── Data for this task ──

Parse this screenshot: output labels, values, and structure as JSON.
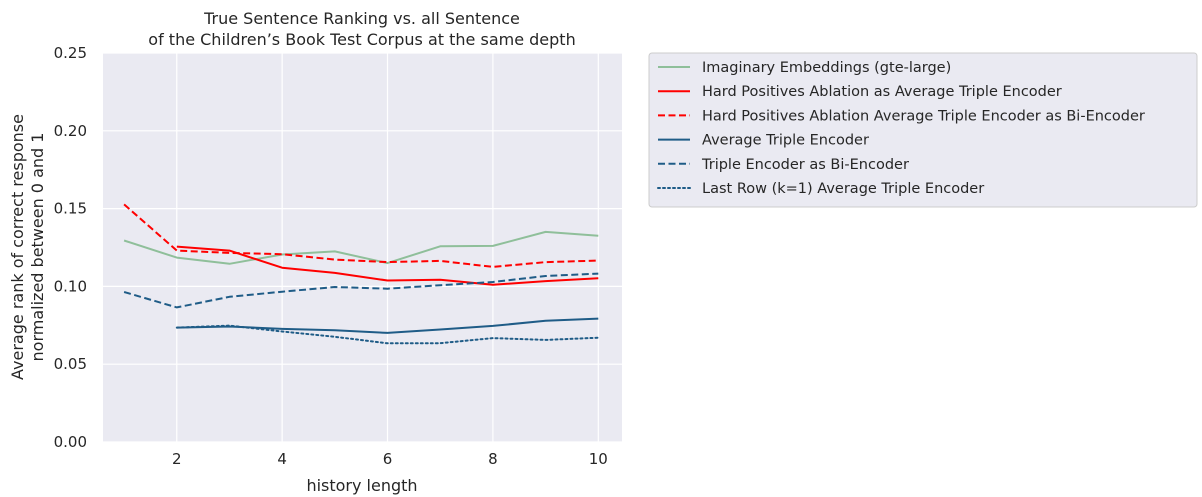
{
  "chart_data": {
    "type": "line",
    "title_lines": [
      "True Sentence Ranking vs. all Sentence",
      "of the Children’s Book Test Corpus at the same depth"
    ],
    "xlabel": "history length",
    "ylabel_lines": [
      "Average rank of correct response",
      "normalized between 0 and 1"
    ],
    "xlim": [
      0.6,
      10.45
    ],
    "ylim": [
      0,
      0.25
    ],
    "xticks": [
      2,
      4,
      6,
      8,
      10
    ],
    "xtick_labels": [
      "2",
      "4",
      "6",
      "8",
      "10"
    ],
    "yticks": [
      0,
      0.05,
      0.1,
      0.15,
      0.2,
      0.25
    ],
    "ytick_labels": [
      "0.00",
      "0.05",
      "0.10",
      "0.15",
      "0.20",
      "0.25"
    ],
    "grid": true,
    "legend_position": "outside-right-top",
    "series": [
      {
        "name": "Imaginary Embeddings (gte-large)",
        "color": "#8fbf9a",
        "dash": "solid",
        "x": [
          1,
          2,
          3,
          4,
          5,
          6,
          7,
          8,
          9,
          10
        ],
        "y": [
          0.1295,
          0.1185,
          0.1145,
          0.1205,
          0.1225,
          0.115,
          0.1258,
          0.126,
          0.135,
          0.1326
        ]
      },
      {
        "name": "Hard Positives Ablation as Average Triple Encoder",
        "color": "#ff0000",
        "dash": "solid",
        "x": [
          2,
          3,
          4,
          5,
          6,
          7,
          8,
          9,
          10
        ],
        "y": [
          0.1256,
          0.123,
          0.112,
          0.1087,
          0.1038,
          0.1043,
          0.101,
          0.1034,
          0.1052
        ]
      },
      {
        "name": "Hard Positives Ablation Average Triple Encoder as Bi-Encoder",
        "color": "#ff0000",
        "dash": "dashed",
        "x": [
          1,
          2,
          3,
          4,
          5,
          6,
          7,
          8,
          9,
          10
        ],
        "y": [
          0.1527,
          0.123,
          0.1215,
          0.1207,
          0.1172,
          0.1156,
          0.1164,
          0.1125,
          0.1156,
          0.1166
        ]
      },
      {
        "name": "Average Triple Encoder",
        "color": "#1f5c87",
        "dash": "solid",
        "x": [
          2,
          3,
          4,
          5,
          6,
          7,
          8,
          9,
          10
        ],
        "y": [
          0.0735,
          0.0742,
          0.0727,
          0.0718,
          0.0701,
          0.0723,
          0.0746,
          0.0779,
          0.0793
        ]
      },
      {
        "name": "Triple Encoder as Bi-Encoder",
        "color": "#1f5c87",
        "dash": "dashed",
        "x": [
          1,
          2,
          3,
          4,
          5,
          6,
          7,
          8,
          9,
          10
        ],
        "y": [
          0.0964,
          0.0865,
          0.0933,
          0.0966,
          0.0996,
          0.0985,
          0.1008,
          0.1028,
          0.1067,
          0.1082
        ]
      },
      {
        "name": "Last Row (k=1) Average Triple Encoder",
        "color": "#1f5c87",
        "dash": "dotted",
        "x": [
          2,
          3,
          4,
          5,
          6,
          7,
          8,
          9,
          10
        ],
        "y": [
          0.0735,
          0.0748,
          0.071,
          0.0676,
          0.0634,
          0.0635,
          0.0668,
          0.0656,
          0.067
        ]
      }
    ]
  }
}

───

**What to produce:**
Return all lines of the material above in which the word "Hard" occurs.

**Finished exercise:**
        "name": "Hard Positives Ablation as Average Triple Encoder",
        "name": "Hard Positives Ablation Average Triple Encoder as Bi-Encoder",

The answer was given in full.